> WHAT YOU NEED TO DO:
Find and copy each line of the records where the string "name" shows up.
----- MATERIALS PROVIDED -----
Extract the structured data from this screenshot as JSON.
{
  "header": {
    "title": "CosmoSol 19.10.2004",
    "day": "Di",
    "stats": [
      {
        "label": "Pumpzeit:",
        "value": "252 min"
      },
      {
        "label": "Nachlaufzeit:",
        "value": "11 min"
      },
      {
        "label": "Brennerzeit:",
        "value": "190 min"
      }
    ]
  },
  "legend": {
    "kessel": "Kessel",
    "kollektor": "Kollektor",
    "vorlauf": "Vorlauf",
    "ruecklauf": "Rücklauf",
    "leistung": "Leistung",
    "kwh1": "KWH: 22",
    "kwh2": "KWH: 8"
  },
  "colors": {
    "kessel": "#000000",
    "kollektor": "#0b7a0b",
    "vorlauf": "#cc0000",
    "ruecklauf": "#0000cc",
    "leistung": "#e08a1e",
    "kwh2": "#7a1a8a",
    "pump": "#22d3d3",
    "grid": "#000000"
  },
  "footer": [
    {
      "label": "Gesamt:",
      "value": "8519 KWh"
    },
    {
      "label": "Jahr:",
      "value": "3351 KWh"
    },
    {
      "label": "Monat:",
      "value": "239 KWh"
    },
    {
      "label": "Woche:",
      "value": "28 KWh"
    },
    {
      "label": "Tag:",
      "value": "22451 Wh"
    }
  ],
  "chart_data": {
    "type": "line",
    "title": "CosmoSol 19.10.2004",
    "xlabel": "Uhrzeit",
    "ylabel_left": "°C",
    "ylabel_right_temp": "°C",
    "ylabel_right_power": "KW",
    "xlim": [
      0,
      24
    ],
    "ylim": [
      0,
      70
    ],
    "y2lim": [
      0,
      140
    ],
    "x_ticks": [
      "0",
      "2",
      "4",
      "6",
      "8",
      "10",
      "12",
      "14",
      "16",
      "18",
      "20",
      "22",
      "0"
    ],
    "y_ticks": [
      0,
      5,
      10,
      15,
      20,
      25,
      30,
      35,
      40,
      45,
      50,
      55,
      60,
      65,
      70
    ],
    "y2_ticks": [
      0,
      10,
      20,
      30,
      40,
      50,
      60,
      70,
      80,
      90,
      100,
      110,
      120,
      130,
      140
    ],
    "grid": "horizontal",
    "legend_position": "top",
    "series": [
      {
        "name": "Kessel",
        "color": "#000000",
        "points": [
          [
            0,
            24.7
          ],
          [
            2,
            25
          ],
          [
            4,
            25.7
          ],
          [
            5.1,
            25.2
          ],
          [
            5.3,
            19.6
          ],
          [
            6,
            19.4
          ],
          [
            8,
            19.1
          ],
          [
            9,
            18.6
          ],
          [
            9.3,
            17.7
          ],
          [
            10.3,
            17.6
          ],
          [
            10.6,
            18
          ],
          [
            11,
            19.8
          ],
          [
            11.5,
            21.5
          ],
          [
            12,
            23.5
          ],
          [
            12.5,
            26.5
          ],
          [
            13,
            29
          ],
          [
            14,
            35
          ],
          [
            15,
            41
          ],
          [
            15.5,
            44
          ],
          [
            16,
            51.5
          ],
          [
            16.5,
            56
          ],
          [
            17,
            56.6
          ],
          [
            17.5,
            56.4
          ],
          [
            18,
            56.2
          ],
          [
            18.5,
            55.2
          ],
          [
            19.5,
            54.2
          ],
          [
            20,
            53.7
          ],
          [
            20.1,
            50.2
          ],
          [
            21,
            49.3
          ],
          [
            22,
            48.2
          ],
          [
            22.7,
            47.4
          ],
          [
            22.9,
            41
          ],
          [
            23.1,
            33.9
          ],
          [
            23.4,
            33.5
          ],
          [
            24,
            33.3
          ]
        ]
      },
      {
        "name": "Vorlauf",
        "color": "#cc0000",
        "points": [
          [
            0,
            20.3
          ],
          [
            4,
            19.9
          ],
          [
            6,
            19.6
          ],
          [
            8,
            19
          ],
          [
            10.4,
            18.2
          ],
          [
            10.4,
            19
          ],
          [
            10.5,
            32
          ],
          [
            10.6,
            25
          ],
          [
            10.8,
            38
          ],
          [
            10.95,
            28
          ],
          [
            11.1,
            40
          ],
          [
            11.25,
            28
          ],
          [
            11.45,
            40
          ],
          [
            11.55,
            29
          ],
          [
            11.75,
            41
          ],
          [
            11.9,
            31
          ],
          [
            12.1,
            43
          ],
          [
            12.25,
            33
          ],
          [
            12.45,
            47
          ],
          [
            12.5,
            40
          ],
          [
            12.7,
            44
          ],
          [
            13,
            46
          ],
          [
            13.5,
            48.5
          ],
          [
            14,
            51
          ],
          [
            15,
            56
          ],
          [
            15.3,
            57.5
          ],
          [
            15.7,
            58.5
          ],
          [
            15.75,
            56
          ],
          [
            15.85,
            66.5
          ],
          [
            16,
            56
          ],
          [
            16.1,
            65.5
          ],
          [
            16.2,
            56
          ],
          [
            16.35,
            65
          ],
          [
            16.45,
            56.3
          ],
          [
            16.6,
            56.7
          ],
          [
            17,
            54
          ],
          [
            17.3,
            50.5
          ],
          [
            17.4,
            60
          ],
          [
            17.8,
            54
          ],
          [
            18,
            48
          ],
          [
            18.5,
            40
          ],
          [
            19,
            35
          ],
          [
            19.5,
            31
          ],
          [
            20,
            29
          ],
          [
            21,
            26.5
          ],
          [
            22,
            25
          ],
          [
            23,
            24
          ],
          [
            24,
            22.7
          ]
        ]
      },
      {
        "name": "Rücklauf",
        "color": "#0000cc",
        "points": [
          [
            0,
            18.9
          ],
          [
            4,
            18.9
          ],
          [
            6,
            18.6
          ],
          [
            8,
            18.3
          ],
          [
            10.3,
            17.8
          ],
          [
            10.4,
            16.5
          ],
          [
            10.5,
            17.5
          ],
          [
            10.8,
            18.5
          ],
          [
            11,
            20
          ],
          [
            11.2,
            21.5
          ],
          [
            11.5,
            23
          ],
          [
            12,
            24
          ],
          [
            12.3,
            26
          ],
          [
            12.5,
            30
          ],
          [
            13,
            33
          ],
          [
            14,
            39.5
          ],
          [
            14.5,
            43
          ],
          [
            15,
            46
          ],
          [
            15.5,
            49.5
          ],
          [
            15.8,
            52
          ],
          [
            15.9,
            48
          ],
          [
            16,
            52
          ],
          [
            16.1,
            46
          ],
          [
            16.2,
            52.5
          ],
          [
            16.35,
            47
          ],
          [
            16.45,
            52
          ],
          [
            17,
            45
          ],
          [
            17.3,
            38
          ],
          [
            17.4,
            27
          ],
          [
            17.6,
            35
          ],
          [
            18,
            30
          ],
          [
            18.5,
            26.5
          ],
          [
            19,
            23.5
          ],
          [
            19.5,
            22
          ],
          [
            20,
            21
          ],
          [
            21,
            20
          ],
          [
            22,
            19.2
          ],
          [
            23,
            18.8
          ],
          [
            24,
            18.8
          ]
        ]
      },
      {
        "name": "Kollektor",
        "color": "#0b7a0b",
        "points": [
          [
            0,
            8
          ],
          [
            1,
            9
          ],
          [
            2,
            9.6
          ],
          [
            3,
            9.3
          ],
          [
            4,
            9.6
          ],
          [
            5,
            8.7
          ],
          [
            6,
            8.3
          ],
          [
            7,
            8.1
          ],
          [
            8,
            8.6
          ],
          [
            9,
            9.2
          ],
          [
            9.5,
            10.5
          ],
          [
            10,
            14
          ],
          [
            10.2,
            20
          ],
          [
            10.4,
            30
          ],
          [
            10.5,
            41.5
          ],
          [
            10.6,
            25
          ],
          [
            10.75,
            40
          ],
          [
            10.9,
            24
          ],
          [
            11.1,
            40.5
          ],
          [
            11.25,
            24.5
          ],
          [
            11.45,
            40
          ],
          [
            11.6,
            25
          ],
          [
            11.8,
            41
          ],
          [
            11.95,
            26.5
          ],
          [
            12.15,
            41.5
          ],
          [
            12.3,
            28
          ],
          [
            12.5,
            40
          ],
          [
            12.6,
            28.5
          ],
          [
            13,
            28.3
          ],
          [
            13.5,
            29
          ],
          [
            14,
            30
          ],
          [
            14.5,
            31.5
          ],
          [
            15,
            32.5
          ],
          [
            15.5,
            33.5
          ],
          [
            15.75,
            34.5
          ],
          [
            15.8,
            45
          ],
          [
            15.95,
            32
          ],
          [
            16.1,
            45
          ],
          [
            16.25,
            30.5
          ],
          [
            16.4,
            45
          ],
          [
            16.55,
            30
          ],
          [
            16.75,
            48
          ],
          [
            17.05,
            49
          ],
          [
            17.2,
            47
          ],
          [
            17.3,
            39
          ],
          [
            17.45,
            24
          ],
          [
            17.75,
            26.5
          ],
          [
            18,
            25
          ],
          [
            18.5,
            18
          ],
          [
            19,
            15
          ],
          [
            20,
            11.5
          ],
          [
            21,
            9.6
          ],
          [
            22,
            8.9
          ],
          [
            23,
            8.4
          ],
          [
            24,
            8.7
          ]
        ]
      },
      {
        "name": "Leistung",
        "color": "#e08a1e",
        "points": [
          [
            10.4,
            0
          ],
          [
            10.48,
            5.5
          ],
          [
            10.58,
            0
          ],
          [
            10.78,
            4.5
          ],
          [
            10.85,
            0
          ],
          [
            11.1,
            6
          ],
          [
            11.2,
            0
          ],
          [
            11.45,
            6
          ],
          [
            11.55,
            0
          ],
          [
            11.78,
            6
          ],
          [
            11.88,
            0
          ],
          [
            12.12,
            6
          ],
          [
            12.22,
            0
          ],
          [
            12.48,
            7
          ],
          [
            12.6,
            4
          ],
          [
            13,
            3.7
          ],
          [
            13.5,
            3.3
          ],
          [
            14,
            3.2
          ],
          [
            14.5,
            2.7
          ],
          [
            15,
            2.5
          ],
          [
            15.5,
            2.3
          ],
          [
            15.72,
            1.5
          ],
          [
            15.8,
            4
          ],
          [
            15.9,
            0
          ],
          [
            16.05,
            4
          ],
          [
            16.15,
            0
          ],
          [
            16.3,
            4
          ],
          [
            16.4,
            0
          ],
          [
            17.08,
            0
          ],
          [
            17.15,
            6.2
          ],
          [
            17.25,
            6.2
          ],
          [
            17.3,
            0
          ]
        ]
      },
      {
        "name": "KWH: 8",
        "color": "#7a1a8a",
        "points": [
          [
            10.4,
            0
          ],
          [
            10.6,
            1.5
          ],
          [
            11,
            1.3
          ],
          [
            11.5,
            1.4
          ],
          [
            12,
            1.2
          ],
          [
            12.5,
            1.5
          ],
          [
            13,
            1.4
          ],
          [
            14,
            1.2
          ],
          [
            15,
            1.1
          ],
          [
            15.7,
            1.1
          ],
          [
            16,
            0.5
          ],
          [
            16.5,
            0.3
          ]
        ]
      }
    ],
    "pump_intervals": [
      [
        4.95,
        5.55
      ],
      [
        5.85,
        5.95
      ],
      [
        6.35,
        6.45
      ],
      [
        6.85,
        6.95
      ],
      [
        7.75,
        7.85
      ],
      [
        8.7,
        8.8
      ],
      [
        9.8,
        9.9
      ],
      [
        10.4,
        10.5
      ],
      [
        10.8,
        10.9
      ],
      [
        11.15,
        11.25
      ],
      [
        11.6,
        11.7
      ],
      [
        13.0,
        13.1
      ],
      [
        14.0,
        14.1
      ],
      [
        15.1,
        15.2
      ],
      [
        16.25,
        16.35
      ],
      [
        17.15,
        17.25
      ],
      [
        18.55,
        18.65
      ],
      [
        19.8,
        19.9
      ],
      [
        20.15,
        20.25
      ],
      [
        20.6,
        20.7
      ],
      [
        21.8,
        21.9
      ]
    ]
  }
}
-----
> ANSWER TO THIS EXERCISE:
        "name": "Kessel",
        "name": "Vorlauf",
        "name": "Rücklauf",
        "name": "Kollektor",
        "name": "Leistung",
        "name": "KWH: 8",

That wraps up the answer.